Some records

──────────────────────────────

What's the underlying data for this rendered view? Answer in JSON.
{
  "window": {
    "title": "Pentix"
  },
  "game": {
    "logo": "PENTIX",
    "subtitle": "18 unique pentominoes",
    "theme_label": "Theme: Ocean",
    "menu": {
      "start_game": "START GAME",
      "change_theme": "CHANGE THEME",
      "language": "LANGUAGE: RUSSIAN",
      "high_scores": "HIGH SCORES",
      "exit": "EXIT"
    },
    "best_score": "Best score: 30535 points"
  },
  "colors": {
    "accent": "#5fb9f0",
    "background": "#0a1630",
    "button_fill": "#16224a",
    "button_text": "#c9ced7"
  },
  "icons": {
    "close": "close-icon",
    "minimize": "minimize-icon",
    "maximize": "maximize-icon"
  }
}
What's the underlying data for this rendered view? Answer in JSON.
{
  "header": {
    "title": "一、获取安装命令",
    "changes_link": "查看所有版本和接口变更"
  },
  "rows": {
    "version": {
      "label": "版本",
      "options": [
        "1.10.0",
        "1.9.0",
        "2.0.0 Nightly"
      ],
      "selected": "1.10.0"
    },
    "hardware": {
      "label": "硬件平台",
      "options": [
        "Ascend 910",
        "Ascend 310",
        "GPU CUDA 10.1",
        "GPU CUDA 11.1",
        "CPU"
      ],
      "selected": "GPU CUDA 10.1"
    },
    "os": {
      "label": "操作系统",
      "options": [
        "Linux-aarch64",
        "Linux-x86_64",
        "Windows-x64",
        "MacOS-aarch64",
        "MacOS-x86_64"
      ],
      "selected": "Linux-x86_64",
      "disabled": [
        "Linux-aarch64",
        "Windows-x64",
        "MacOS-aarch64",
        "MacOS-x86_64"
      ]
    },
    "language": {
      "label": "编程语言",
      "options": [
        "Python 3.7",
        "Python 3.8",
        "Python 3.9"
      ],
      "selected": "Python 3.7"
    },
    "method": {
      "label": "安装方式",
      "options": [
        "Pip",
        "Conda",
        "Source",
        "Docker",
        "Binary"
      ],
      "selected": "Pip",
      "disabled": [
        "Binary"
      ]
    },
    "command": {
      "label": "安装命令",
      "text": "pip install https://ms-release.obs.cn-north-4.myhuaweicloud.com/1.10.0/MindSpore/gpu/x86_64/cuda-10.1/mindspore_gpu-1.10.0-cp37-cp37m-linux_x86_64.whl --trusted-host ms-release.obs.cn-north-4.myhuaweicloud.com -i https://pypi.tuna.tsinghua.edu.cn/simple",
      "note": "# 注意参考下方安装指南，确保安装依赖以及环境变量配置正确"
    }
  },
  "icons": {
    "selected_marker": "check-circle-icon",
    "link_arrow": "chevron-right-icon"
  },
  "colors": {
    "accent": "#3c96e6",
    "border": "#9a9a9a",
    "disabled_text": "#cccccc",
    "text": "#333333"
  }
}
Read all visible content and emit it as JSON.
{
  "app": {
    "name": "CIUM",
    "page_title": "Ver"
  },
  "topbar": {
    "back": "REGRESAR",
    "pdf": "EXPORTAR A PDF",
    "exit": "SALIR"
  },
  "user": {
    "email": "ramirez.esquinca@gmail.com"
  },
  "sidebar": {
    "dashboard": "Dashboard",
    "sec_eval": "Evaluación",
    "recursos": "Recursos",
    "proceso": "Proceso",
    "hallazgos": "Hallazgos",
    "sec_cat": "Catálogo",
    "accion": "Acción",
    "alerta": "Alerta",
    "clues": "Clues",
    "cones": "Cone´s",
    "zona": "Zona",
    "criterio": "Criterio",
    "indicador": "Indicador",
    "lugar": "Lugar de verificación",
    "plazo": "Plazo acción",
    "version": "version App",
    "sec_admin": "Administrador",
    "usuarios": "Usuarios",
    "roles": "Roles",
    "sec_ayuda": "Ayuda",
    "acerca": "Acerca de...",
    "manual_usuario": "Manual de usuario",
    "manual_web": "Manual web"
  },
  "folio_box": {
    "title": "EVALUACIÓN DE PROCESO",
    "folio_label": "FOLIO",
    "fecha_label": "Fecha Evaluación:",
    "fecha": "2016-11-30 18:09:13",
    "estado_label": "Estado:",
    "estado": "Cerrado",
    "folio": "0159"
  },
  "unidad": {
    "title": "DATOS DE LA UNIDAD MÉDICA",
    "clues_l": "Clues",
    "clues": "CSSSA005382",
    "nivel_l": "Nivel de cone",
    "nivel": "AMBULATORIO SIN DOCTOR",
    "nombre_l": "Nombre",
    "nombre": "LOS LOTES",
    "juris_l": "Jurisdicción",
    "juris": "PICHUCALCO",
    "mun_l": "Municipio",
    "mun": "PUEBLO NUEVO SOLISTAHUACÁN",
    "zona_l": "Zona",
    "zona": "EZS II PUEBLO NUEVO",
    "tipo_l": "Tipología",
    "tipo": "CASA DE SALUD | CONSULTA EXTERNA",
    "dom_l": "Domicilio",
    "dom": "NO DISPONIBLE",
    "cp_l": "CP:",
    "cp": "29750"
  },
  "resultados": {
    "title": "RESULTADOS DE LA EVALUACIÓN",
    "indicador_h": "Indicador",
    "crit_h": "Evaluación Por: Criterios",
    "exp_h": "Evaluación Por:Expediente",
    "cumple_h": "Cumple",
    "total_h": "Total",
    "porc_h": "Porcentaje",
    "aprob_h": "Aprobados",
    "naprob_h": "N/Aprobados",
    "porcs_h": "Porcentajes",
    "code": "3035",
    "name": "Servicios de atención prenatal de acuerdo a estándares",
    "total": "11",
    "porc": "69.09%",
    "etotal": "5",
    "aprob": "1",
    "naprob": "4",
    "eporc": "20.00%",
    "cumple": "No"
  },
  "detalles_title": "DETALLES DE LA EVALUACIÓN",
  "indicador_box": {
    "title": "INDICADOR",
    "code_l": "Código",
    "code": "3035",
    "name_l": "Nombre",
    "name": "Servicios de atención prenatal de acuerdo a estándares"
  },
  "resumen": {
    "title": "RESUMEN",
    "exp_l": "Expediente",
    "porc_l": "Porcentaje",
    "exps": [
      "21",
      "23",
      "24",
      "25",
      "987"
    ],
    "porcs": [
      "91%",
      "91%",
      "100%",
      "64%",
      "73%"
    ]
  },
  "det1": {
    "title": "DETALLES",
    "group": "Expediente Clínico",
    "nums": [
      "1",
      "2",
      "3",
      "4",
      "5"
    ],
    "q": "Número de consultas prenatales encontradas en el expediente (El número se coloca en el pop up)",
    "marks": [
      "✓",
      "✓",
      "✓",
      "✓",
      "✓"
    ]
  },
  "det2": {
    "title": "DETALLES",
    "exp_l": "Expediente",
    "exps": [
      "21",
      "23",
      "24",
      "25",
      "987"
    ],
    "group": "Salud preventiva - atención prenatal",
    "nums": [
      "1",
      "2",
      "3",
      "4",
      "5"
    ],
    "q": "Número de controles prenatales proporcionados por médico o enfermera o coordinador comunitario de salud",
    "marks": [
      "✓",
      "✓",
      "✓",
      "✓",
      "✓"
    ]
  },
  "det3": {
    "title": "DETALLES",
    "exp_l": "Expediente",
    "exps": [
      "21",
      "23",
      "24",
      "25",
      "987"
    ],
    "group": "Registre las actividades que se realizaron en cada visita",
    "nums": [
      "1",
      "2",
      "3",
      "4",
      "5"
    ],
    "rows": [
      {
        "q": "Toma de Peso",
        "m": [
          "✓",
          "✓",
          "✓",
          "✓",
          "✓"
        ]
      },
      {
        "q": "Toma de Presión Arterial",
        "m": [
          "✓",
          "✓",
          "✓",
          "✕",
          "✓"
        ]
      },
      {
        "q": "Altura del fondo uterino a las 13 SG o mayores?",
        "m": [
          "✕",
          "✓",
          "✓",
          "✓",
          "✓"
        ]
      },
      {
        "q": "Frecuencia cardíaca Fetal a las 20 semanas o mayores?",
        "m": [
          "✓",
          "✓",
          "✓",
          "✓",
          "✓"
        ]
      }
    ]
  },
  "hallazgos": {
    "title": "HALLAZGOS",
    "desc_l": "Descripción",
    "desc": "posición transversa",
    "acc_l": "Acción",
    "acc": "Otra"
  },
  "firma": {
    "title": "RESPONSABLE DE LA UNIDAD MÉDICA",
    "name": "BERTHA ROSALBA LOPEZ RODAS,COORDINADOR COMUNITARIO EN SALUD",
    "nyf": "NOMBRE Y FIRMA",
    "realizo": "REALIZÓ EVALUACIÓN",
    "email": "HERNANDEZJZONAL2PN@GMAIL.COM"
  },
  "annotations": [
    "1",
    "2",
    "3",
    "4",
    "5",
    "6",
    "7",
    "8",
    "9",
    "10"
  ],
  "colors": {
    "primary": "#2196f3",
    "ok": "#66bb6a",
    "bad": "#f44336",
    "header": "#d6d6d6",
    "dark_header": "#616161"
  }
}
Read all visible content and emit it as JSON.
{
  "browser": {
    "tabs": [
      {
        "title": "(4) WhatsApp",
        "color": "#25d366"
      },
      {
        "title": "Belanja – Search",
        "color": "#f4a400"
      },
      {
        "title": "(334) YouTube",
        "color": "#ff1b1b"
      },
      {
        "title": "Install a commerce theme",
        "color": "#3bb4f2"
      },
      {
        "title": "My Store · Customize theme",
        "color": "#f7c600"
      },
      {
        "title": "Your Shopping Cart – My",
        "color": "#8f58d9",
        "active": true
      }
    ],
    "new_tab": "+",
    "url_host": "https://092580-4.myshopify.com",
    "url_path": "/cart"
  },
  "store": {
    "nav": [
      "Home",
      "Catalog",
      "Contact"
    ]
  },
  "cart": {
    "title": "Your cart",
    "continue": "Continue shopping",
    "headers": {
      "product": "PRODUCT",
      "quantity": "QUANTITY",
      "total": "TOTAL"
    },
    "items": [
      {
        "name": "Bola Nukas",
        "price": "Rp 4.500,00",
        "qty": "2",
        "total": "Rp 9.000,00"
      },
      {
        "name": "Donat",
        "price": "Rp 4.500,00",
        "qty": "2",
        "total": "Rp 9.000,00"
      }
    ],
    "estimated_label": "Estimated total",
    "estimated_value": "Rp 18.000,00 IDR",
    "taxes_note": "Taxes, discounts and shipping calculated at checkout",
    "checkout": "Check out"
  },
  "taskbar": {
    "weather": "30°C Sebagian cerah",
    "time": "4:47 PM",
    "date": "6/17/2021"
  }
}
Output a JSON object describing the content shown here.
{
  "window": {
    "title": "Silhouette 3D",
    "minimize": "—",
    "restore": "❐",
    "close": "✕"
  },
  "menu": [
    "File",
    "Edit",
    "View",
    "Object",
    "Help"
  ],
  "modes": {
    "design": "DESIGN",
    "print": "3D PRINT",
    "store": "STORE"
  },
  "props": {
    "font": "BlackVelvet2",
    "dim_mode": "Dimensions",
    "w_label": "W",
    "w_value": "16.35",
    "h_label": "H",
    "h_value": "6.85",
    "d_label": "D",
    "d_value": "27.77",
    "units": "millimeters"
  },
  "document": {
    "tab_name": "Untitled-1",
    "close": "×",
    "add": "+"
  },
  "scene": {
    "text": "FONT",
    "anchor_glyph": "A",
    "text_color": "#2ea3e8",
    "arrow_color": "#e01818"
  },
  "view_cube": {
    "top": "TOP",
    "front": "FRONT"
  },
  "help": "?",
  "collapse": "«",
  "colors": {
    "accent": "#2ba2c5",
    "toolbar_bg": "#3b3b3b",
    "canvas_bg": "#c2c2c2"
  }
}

──────────────────────────────

- [Task goal]:
Search the entries for the word "accent", then gather every line that has it.

- [Written reply]:
    "accent": "#5fb9f0",
    "accent": "#3c96e6",
    "accent": "#2ba2c5",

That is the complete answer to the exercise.